RECORD EXCERPTS:
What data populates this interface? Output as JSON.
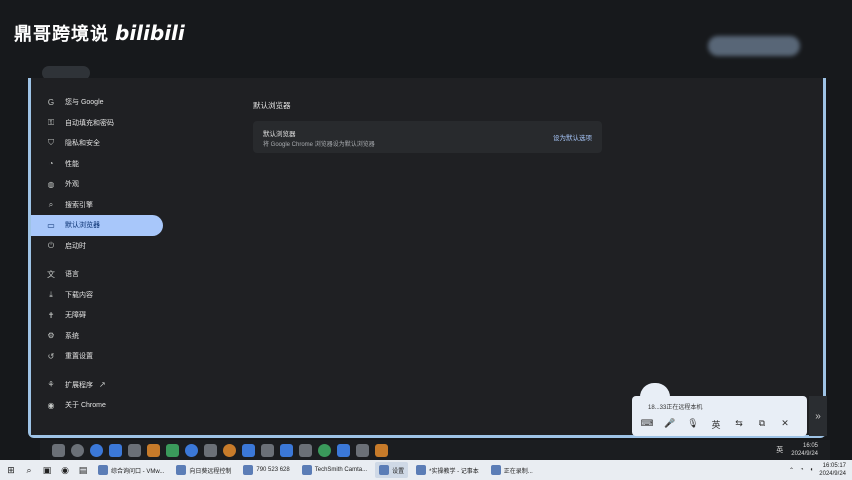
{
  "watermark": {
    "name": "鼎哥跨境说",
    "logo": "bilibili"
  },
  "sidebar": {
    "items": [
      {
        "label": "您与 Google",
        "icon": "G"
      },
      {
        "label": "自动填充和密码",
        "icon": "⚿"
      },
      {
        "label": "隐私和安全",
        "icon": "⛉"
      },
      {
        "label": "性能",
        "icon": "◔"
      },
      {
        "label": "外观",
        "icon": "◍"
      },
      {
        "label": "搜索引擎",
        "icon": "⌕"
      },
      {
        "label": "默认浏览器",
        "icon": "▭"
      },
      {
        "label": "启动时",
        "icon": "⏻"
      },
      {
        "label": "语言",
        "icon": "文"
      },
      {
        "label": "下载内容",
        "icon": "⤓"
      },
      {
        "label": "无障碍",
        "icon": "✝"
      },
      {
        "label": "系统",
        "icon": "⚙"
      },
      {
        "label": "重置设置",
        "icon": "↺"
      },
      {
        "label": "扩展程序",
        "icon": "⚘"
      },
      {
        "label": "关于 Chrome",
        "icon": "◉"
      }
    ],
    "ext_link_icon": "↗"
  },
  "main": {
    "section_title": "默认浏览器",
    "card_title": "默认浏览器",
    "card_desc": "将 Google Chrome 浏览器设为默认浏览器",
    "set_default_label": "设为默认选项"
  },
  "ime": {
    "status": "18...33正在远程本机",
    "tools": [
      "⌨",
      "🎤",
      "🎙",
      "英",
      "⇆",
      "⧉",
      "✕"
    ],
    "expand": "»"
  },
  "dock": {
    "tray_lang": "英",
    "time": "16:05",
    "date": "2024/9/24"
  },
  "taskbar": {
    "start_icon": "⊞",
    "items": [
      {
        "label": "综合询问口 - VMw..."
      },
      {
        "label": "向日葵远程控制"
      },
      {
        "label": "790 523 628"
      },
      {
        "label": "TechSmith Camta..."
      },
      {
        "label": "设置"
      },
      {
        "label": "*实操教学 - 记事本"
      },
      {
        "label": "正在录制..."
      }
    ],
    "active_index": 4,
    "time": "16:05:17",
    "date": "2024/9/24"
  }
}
--
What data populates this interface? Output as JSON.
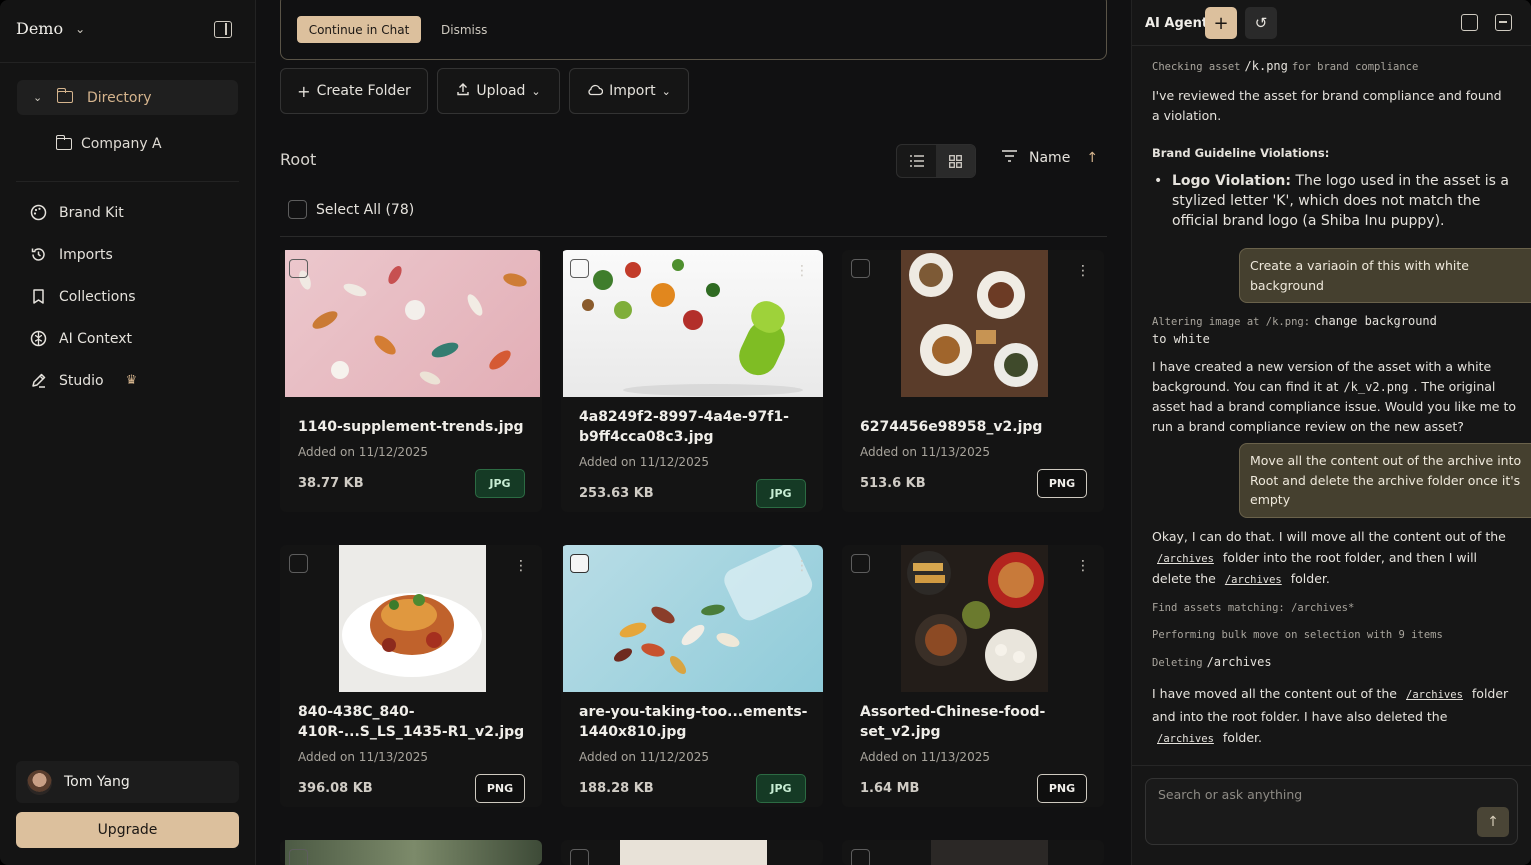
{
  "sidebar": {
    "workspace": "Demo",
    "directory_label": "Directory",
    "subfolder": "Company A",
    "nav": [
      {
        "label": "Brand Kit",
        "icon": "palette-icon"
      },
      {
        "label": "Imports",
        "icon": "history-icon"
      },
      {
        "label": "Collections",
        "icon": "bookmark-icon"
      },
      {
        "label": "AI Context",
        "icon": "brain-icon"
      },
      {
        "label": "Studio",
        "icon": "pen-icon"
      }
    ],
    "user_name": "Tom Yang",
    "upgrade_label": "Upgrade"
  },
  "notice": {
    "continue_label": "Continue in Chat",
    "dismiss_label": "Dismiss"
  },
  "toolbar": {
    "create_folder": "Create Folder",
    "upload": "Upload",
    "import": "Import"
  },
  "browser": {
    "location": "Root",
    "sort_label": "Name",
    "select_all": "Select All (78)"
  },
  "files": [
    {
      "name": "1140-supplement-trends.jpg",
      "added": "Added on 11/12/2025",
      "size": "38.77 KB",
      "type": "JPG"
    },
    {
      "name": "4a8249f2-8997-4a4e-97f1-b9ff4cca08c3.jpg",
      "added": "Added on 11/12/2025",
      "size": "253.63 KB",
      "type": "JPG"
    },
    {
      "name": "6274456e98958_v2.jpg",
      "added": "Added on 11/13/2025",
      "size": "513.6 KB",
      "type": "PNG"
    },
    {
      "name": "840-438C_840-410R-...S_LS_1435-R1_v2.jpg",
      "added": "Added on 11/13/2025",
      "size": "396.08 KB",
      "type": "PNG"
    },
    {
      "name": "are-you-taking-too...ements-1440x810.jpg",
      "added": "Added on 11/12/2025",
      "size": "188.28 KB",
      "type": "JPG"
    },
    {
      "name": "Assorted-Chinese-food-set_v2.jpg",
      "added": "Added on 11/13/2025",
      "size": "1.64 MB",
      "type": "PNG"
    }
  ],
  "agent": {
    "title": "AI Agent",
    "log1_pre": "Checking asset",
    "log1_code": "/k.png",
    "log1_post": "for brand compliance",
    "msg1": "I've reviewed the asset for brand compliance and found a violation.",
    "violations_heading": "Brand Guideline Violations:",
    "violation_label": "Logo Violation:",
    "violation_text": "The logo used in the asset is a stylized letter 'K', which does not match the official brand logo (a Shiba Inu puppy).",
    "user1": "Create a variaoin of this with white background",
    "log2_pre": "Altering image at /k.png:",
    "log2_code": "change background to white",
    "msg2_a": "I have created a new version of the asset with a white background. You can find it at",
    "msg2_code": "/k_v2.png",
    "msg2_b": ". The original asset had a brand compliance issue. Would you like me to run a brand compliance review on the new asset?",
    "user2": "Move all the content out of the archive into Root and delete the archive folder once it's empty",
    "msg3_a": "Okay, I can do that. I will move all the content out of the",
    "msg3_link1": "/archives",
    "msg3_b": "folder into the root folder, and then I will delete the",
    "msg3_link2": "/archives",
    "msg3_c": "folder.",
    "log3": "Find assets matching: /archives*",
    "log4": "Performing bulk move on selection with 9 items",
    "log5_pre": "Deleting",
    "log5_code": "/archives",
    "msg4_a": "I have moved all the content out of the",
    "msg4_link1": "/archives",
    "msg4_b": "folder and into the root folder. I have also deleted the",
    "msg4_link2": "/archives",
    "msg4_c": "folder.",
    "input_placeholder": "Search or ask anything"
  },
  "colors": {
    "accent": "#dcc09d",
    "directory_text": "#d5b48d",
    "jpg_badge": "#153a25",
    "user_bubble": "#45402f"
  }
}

YOUR OBJECTIVE: In the entries above, count each line holding "size" and report the total and nothing more.

OUTPUT FOR THIS TASK: 6